Directions for this task: Go over the entries below line by line, copying each one that contains the word "ylabel".

[Start]

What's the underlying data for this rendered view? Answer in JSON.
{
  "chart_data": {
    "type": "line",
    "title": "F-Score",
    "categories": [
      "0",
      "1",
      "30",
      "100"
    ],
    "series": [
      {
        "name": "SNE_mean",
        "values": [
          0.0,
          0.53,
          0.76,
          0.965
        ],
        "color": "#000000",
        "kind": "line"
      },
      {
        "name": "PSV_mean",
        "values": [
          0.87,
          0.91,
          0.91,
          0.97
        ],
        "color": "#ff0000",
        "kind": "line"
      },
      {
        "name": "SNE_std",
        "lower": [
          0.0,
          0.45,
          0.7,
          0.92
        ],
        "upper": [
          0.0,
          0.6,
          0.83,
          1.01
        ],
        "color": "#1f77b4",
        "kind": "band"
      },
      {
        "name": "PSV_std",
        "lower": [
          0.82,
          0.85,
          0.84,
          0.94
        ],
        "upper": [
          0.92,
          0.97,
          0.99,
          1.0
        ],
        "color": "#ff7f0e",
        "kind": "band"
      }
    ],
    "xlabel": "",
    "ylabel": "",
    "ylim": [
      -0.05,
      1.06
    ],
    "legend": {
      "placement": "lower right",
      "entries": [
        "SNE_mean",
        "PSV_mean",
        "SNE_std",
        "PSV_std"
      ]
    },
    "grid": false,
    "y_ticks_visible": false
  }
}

[End]
[Start]

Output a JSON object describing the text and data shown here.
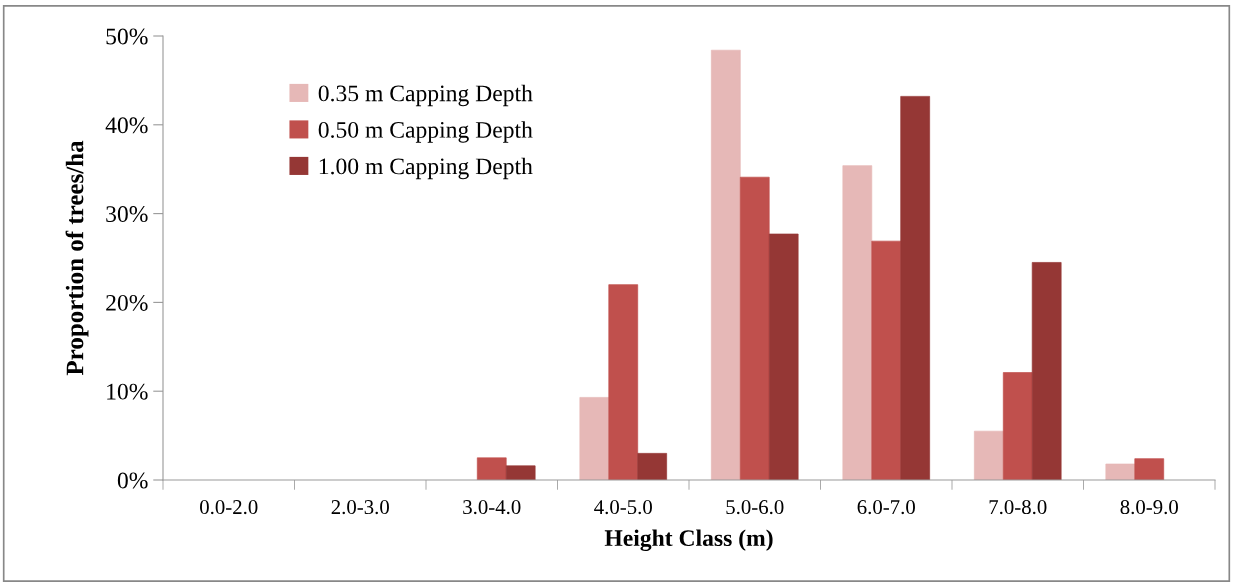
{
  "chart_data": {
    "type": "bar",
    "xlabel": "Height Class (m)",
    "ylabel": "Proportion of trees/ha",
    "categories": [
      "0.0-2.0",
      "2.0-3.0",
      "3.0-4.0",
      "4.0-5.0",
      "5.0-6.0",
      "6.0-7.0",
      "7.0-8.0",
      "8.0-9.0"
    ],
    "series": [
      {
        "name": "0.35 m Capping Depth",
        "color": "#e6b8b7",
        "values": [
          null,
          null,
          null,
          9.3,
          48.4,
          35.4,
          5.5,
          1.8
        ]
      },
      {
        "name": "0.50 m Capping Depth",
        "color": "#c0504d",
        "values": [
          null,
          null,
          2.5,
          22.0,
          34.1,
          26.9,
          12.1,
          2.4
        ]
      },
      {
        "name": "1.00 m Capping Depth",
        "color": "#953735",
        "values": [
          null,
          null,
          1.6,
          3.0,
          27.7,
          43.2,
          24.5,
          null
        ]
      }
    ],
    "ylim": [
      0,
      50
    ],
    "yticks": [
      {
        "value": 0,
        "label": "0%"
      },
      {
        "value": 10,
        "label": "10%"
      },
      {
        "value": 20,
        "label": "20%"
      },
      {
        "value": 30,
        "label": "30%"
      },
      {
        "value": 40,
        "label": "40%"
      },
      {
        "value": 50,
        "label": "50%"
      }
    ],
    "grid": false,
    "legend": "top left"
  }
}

[End]

The response:
    "ylabel": "",
    "ylabel": "Proportion of trees/ha",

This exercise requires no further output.